Short problem: Find every line with the word "value" and give their count, nothing else.

[Records about charts and figures]
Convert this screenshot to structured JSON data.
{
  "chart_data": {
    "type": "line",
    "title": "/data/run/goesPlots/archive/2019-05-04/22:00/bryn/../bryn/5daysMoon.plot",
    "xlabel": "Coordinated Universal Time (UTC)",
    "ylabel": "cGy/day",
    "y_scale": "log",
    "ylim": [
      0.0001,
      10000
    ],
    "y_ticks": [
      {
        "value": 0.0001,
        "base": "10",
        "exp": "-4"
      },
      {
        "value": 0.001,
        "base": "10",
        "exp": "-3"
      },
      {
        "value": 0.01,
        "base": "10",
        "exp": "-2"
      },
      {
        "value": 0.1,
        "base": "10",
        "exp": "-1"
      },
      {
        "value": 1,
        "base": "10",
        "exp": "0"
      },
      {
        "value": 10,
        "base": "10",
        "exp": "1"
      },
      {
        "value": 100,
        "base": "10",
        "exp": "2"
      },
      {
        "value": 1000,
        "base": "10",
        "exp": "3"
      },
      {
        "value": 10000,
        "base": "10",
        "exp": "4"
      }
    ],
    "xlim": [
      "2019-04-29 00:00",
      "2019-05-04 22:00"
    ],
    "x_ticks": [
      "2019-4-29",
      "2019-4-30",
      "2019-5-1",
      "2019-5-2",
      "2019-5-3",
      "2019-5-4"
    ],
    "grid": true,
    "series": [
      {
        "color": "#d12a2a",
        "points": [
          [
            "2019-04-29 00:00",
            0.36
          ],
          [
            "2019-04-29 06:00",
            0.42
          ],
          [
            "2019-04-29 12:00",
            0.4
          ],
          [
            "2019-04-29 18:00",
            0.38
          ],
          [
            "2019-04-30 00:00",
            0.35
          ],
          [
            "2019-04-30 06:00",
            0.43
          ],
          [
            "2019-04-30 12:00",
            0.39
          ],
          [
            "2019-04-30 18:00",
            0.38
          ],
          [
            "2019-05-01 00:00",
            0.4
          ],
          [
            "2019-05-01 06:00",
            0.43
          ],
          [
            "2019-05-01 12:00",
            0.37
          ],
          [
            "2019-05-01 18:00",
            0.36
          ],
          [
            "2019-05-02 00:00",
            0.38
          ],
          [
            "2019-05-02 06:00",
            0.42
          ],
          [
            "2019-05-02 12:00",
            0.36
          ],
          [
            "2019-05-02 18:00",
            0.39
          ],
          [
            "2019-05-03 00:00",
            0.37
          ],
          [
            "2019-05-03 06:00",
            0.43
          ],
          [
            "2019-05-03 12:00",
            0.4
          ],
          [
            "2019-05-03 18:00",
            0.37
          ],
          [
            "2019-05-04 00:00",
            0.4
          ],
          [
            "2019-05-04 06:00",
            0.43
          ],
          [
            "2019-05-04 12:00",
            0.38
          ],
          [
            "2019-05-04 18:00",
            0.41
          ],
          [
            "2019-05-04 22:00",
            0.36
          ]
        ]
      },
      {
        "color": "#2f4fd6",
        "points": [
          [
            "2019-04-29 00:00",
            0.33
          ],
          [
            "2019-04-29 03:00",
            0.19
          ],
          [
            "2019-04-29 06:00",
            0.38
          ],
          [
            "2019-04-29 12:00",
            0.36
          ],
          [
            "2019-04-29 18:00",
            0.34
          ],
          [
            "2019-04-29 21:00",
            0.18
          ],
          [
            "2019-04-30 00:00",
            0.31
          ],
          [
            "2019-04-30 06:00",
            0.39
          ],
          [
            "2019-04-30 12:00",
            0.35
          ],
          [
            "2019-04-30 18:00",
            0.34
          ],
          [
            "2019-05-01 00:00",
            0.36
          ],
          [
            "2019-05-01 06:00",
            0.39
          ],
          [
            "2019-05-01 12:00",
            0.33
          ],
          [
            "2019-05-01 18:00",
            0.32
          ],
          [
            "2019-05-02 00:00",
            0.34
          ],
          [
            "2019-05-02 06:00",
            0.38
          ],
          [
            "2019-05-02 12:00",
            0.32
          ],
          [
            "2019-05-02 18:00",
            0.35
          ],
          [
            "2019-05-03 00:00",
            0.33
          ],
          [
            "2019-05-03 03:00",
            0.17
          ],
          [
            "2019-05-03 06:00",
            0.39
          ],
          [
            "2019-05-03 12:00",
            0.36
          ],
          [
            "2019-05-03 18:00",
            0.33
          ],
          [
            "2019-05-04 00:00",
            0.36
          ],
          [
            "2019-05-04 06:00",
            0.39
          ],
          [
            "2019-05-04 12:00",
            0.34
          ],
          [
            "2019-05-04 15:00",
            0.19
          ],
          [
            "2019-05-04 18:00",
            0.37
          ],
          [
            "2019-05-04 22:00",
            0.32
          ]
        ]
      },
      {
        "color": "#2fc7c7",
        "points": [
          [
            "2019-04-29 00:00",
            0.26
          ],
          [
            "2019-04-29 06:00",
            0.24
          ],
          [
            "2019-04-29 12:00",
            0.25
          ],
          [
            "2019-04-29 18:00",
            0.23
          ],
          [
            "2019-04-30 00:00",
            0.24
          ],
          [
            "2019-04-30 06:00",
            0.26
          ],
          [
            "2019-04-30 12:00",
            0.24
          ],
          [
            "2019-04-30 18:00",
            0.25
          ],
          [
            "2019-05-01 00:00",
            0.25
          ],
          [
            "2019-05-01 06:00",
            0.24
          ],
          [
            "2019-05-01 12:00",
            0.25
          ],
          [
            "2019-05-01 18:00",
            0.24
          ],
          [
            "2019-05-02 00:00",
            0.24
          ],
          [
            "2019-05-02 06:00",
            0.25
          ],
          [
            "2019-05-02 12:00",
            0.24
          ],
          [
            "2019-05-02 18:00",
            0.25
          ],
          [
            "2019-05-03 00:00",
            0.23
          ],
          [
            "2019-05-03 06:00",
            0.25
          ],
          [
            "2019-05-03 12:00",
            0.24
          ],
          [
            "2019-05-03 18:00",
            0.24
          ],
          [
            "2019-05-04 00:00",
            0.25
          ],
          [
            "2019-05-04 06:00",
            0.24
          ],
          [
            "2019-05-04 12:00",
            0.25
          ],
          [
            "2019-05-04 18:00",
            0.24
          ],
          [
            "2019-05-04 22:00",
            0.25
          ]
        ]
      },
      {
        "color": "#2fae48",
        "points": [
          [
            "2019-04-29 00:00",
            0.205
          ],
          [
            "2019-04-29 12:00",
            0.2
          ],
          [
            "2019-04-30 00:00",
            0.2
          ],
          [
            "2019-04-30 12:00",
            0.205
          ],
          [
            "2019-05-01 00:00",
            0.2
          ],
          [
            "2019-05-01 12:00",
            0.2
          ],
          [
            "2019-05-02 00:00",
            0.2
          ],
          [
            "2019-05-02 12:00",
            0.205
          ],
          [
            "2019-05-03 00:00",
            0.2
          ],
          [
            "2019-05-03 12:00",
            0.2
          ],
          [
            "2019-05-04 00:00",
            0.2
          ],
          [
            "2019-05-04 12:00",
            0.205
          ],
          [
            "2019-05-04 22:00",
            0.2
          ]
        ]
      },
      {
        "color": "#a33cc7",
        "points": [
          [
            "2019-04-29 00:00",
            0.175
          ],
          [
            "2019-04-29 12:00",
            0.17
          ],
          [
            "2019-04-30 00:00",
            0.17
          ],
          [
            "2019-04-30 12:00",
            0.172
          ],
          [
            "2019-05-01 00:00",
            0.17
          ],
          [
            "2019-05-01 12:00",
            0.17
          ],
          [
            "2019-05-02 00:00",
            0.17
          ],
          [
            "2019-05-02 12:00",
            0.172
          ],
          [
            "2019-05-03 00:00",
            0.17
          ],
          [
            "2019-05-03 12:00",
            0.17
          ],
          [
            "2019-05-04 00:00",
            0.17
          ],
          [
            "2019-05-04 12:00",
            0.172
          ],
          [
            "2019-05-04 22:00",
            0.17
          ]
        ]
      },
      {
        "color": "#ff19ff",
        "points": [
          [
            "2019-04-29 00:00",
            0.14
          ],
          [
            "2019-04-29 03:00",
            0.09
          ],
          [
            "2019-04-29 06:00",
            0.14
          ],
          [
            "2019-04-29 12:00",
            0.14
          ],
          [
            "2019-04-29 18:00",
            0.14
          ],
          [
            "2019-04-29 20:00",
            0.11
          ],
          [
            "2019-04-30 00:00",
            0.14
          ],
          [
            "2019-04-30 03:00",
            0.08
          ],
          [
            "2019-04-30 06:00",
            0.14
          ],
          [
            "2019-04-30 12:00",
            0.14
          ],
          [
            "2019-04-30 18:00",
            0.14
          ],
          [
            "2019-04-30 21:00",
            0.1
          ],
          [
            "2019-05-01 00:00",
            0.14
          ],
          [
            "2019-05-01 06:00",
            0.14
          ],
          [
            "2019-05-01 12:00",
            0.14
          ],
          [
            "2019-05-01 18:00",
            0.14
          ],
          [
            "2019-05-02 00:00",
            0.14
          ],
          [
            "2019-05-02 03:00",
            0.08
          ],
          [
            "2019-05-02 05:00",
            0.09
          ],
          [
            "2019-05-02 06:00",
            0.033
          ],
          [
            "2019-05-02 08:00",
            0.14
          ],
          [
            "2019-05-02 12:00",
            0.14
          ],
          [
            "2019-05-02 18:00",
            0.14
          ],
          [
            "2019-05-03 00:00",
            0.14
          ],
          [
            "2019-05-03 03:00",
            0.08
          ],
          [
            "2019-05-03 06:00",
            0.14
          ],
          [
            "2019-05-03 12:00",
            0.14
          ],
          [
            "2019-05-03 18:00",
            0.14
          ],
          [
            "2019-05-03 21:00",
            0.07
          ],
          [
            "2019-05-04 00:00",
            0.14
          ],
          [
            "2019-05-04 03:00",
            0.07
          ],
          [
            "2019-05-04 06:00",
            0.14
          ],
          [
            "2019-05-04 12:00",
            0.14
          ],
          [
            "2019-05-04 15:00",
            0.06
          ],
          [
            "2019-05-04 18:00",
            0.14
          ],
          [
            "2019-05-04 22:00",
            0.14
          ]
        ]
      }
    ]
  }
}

Response to this task: 9